• Short task: Type out every line below exactly as it reads.

** start **

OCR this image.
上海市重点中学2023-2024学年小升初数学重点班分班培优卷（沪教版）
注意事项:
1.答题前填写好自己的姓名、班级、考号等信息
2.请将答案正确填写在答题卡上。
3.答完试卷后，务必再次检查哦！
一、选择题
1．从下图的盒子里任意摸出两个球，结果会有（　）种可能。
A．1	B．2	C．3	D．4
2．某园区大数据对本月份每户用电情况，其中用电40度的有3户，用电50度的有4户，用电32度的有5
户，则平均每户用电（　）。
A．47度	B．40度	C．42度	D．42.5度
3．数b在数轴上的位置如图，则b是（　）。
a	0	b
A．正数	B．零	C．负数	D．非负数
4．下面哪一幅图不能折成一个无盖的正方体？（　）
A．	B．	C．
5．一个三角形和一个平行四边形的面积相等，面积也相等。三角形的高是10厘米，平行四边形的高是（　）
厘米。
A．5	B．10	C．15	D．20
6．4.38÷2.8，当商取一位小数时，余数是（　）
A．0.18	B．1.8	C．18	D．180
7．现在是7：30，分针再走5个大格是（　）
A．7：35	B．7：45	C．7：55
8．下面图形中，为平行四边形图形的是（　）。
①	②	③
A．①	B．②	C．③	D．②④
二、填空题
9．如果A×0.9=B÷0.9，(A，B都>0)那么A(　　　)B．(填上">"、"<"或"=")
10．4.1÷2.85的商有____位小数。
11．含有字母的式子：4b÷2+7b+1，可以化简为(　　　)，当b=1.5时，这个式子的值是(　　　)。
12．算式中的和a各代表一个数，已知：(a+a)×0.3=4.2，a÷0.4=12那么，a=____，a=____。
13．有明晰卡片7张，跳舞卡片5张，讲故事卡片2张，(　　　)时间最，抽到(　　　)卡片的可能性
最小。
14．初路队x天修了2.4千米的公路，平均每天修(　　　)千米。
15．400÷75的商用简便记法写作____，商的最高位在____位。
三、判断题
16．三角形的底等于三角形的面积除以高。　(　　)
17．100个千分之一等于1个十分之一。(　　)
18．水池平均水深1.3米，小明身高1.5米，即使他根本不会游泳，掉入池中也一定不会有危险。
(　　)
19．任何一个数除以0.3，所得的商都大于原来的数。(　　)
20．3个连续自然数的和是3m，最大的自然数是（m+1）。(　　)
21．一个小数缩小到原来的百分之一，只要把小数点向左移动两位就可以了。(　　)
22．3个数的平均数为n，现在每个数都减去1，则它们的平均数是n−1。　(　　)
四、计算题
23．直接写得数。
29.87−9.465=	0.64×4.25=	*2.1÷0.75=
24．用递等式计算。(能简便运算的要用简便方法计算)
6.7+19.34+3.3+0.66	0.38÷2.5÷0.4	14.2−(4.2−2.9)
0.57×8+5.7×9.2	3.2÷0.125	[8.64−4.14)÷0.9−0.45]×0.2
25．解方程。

** end **

• Completed exercise:
OCR this image.
上海市重点中学2023-2024学年小升初数学重点班分班培优卷（沪教版）
注意事项:
1.答题前填写好自己的姓名、班级、考号等信息
2.请将答案正确填写在答题卡上。
3.答完试卷后，务必再次检查哦！
一、选择题
1．从下图的盒子里任意摸出两个球，结果会有（　）种可能。
A．1	B．2	C．3	D．4
2．某园区大数据对本月份每户用电情况，其中用电40度的有3户，用电50度的有4户，用电32度的有5
户，则平均每户用电（　）。
A．47度	B．40度	C．42度	D．42.5度
3．数b在数轴上的位置如图，则b是（　）。
a	0	b
A．正数	B．零	C．负数	D．非负数
4．下面哪一幅图不能折成一个无盖的正方体？（　）
A．	B．	C．
5．一个三角形和一个平行四边形的面积相等，面积也相等。三角形的高是10厘米，平行四边形的高是（　）
厘米。
A．5	B．10	C．15	D．20
6．4.38÷2.8，当商取一位小数时，余数是（　）
A．0.18	B．1.8	C．18	D．180
7．现在是7：30，分针再走5个大格是（　）
A．7：35	B．7：45	C．7：55
8．下面图形中，为平行四边形图形的是（　）。
①	②	③
A．①	B．②	C．③	D．②④
二、填空题
9．如果A×0.9=B÷0.9，(A，B都>0)那么A(　　　)B．(填上">"、"<"或"=")
10．4.1÷2.85的商有____位小数。
11．含有字母的式子：4b÷2+7b+1，可以化简为(　　　)，当b=1.5时，这个式子的值是(　　　)。
12．算式中的和a各代表一个数，已知：(a+a)×0.3=4.2，a÷0.4=12那么，a=____，a=____。
13．有明晰卡片7张，跳舞卡片5张，讲故事卡片2张，(　　　)时间最，抽到(　　　)卡片的可能性
最小。
14．初路队x天修了2.4千米的公路，平均每天修(　　　)千米。
15．400÷75的商用简便记法写作____，商的最高位在____位。
三、判断题
16．三角形的底等于三角形的面积除以高。　(　　)
17．100个千分之一等于1个十分之一。(　　)
18．水池平均水深1.3米，小明身高1.5米，即使他根本不会游泳，掉入池中也一定不会有危险。
(　　)
19．任何一个数除以0.3，所得的商都大于原来的数。(　　)
20．3个连续自然数的和是3m，最大的自然数是（m+1）。(　　)
21．一个小数缩小到原来的百分之一，只要把小数点向左移动两位就可以了。(　　)
22．3个数的平均数为n，现在每个数都减去1，则它们的平均数是n−1。　(　　)
四、计算题
23．直接写得数。
29.87−9.465=	0.64×4.25=	*2.1÷0.75=
24．用递等式计算。(能简便运算的要用简便方法计算)
6.7+19.34+3.3+0.66	0.38÷2.5÷0.4	14.2−(4.2−2.9)
0.57×8+5.7×9.2	3.2÷0.125	[8.64−4.14)÷0.9−0.45]×0.2
25．解方程。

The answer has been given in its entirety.